- **Objective**: Take every line from the listing below that includes "page" and copy it.

[Data records]

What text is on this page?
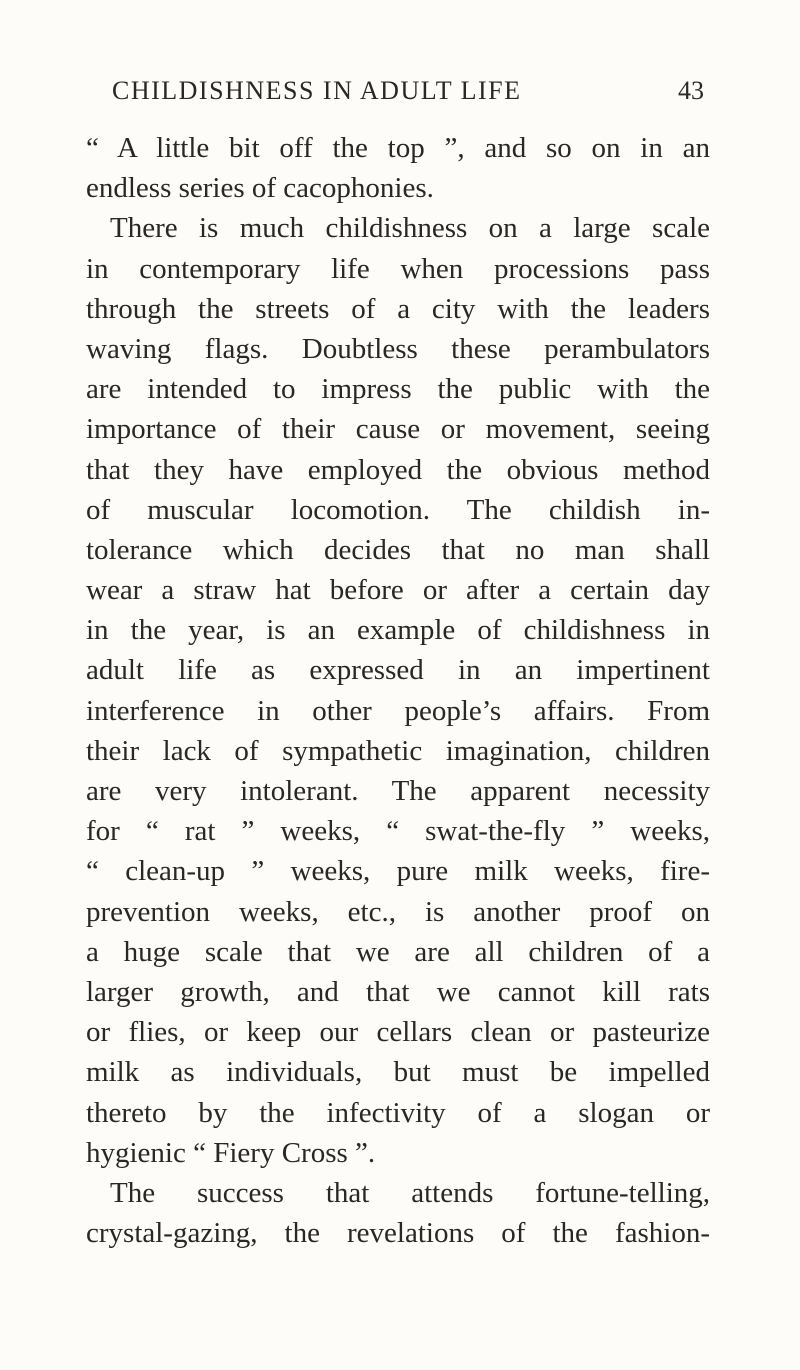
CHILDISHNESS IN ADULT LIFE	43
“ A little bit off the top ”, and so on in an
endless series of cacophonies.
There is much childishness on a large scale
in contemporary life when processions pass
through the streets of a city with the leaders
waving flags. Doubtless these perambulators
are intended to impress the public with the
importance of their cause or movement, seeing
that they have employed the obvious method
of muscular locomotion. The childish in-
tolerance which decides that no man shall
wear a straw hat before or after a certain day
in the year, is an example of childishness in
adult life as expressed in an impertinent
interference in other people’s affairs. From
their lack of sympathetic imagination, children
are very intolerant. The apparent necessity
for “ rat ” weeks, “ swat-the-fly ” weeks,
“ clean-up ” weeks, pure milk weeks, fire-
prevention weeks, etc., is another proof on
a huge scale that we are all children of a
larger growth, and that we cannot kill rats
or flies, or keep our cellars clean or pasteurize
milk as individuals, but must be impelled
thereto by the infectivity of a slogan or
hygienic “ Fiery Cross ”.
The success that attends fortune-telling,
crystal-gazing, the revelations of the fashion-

--

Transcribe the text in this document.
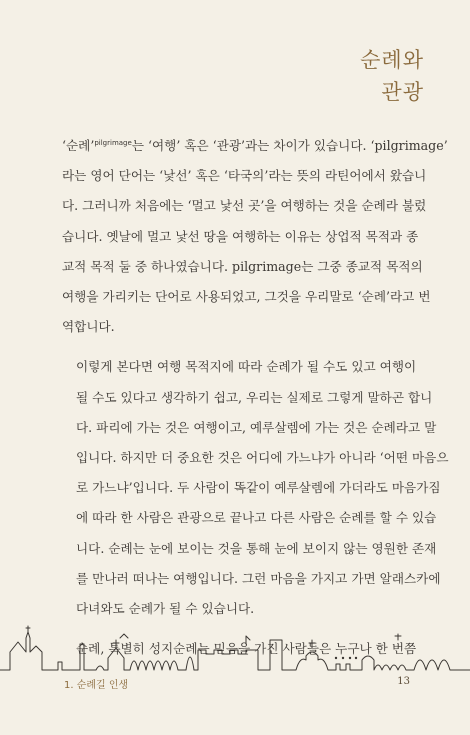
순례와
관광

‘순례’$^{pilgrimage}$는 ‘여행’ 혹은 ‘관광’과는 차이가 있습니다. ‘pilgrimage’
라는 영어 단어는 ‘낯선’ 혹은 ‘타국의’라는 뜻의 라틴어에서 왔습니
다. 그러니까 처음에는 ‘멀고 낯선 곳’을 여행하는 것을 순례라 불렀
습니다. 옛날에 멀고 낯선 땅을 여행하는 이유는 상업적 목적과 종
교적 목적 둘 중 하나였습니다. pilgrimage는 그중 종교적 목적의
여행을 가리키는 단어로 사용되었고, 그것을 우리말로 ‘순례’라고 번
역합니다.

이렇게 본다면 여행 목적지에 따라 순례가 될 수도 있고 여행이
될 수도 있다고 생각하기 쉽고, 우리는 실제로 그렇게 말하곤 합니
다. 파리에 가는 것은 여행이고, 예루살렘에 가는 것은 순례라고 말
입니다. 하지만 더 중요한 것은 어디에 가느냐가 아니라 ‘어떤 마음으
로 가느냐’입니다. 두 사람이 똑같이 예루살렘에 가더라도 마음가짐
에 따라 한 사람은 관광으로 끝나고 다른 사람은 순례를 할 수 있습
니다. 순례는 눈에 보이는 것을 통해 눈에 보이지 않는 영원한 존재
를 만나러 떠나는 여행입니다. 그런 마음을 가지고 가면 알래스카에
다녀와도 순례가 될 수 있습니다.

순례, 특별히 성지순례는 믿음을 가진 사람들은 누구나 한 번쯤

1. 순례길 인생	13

--

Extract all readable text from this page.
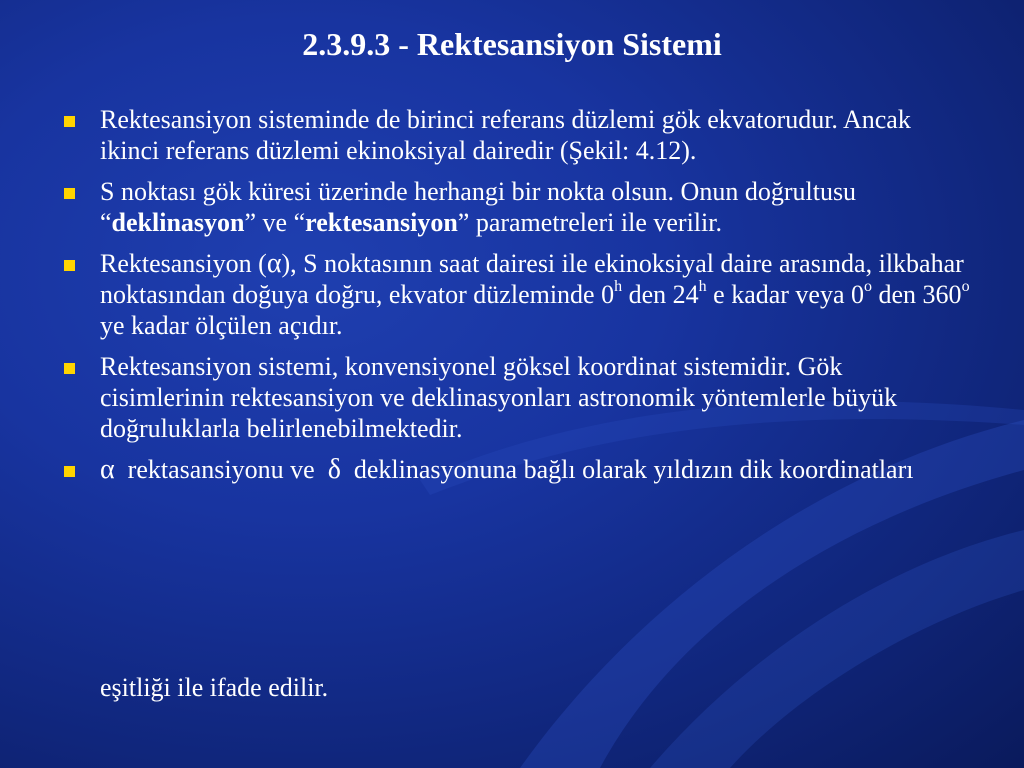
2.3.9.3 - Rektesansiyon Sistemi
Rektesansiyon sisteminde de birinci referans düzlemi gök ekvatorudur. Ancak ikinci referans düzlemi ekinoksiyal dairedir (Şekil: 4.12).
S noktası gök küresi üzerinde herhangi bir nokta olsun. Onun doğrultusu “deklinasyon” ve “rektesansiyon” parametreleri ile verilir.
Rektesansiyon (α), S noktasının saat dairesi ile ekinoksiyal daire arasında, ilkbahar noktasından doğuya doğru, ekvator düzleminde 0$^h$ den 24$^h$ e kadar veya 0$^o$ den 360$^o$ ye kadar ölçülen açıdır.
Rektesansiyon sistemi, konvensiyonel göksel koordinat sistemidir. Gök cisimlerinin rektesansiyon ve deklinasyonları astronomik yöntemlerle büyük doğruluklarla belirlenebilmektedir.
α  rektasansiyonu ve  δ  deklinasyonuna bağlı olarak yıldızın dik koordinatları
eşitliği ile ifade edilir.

- **Complete answer**:
What text is on this page?
Extract all readable text from this page.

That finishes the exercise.